◆ What the task requires:
Search the material below for the string "this" and list each line that holds it.

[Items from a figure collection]
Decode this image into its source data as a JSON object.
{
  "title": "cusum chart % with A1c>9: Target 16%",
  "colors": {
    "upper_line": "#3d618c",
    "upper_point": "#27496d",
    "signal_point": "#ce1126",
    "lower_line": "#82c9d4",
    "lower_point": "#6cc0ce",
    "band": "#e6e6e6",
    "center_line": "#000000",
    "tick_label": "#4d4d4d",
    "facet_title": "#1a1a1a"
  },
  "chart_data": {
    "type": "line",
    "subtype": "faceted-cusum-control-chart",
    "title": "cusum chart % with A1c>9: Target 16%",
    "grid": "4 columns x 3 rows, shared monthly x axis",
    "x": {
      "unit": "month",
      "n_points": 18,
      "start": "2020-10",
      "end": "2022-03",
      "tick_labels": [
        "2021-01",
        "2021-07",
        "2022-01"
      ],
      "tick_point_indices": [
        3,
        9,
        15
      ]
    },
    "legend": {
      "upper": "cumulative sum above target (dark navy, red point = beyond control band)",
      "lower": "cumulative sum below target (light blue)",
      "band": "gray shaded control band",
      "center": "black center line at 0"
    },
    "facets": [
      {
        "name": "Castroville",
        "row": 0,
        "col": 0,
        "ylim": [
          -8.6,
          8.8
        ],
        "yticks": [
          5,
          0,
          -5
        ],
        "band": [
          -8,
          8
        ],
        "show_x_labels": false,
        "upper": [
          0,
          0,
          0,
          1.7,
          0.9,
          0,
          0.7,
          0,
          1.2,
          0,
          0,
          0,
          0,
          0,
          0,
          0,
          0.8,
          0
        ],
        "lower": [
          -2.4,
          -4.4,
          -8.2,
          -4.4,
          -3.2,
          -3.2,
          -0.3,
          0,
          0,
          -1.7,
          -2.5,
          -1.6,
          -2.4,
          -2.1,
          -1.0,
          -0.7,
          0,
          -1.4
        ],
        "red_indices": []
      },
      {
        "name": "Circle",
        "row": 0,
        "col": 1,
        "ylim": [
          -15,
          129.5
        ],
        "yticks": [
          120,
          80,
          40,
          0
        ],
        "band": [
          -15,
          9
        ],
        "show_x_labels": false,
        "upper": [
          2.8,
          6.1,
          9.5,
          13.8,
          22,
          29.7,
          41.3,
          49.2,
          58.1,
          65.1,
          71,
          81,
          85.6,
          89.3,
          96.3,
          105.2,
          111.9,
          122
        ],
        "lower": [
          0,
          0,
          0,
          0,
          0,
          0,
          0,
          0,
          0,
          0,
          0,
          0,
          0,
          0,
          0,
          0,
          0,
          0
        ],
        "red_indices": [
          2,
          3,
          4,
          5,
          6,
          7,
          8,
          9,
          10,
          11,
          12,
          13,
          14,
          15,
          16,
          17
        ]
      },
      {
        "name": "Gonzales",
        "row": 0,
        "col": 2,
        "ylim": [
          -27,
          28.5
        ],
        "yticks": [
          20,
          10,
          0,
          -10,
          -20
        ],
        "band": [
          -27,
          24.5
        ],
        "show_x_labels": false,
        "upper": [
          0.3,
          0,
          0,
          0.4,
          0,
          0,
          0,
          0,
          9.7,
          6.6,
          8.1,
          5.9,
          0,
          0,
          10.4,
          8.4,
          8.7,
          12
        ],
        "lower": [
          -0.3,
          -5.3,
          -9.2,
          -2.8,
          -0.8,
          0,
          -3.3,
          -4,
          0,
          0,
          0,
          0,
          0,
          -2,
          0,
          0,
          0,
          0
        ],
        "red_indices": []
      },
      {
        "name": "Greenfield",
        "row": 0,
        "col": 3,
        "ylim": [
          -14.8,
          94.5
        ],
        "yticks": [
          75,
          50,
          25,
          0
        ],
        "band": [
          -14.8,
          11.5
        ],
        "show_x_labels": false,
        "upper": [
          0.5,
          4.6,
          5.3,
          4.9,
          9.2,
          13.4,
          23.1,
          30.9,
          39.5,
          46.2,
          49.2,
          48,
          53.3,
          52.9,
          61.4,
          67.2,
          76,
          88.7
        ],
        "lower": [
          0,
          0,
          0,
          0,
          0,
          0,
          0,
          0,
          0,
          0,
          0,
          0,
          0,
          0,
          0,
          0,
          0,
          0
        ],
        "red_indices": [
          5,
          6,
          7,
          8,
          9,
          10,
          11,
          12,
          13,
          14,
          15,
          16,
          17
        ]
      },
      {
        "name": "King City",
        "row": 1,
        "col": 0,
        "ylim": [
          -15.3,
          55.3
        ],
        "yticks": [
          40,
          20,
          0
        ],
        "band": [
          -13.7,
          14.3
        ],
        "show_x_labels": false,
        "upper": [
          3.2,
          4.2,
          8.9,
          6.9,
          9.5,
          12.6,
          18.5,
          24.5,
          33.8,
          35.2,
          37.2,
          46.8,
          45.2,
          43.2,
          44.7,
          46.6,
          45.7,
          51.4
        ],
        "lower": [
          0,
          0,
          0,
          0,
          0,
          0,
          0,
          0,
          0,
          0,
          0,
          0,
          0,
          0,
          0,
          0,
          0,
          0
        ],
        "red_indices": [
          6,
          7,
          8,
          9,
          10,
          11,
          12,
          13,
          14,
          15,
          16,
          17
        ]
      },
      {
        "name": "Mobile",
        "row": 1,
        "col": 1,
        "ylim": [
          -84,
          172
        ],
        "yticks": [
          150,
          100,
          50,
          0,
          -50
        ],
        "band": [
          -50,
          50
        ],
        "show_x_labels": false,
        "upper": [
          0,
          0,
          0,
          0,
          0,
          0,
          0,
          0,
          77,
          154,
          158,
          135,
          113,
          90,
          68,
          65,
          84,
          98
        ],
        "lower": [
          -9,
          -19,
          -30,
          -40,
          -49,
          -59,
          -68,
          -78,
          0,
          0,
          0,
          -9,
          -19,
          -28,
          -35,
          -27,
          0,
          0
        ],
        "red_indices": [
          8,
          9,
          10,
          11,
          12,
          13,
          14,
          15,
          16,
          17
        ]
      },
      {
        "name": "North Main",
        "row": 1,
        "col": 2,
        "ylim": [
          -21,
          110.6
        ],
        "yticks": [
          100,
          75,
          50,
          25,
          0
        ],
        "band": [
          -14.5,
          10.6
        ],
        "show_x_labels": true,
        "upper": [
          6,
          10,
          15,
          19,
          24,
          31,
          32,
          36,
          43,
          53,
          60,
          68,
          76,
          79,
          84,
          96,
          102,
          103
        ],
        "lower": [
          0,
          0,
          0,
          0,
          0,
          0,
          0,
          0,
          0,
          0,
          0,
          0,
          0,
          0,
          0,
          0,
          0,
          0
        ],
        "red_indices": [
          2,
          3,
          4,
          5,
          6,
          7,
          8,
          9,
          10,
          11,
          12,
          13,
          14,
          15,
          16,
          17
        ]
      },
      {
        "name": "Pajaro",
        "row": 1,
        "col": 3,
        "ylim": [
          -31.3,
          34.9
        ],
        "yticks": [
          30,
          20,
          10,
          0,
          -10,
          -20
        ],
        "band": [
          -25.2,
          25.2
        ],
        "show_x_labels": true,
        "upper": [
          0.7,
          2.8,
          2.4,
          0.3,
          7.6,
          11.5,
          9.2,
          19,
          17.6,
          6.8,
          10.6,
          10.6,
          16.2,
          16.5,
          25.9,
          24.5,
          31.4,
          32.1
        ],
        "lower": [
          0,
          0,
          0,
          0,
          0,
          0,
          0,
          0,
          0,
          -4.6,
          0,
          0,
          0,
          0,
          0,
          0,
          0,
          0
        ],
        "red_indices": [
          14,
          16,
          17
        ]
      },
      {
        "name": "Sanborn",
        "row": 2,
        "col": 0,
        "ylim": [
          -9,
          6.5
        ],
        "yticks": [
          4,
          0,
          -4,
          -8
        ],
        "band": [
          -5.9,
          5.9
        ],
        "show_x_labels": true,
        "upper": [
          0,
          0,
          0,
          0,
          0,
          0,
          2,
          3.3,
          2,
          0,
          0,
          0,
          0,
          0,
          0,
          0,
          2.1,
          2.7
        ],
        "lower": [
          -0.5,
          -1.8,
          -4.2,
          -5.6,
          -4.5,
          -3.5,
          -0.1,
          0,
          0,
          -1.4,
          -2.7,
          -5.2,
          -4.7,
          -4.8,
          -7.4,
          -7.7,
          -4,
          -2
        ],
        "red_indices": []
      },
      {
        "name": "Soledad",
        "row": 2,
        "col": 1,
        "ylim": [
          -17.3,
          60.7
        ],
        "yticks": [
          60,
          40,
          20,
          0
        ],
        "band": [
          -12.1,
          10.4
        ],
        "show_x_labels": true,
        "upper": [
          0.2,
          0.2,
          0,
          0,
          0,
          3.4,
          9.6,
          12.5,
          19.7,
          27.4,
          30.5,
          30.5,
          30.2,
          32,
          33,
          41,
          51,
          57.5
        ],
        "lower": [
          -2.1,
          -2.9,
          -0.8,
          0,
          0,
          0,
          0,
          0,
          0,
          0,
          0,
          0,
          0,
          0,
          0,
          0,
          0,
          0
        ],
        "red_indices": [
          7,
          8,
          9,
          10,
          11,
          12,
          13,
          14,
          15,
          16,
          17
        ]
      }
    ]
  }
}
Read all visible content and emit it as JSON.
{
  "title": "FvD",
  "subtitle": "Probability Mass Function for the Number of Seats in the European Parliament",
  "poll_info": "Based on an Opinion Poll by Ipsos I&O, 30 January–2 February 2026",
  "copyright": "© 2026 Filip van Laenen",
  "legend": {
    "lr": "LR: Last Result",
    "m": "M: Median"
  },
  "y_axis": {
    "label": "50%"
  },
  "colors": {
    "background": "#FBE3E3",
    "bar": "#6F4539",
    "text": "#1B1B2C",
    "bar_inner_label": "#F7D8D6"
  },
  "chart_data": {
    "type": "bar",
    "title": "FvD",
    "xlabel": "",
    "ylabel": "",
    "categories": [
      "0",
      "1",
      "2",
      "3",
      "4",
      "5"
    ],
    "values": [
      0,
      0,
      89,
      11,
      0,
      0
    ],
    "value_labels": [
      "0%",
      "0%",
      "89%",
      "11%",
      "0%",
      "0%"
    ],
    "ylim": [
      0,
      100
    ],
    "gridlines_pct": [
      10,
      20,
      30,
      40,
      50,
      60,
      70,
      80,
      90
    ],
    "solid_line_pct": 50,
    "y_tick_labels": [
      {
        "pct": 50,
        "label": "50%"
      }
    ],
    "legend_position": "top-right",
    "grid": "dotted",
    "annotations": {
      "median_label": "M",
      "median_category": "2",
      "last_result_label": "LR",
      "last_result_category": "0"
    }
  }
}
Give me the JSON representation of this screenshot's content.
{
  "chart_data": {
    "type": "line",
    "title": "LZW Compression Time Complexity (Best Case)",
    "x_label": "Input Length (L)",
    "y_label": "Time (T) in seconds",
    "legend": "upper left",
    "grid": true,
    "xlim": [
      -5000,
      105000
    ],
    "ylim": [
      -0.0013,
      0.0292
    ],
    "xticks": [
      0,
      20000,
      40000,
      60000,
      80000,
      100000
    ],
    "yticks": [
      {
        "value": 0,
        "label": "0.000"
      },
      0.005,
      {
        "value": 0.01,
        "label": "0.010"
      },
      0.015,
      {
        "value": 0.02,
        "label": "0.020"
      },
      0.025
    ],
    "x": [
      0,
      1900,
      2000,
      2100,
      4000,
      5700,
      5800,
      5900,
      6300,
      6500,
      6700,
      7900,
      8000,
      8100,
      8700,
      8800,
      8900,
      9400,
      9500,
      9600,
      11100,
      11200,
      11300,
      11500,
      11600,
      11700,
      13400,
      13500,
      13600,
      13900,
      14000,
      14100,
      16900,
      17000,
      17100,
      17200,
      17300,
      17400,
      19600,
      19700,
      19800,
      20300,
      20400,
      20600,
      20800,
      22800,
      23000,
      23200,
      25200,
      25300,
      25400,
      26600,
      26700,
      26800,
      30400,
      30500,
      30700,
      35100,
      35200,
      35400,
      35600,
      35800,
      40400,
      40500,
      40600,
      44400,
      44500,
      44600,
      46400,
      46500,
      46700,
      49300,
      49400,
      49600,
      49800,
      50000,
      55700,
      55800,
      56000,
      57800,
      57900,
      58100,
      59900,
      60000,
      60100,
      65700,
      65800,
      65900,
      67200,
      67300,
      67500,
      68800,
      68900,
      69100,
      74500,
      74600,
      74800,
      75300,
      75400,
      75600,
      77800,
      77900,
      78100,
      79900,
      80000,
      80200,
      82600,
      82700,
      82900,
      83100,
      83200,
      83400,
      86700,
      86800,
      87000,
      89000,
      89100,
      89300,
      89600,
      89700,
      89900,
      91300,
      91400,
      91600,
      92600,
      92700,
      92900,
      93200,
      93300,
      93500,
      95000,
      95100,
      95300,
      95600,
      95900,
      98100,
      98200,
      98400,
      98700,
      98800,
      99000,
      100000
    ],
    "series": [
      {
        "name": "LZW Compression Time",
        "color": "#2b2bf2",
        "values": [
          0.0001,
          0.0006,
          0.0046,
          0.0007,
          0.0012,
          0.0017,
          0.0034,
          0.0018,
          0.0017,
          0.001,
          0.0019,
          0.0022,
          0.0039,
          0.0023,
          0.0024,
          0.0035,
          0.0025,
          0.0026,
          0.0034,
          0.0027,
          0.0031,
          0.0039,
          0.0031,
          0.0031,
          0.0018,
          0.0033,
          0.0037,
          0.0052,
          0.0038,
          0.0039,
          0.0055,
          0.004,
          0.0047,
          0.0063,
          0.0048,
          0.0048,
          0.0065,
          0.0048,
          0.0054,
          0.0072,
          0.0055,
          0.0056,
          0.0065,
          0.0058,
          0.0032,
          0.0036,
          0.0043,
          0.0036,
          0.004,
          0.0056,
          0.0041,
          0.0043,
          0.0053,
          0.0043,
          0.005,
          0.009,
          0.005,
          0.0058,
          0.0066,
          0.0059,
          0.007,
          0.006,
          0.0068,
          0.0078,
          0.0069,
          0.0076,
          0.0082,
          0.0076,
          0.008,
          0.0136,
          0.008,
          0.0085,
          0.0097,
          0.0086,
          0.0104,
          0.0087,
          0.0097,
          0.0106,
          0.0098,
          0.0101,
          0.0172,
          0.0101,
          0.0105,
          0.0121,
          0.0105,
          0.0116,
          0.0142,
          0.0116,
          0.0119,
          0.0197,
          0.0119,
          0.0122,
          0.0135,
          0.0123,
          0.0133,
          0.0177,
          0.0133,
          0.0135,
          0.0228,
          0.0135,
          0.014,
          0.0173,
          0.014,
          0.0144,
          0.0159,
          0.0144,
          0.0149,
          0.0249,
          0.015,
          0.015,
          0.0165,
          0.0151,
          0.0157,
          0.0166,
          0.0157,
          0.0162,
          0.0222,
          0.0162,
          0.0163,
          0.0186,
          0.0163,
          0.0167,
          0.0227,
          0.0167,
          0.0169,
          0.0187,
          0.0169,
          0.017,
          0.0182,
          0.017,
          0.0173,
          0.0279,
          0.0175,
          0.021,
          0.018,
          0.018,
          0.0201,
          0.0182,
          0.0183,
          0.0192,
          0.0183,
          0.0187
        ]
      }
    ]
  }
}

◆ Written answer:
Decode this image into its source data as a JSON object.
Give me the JSON representation of this screenshot's content.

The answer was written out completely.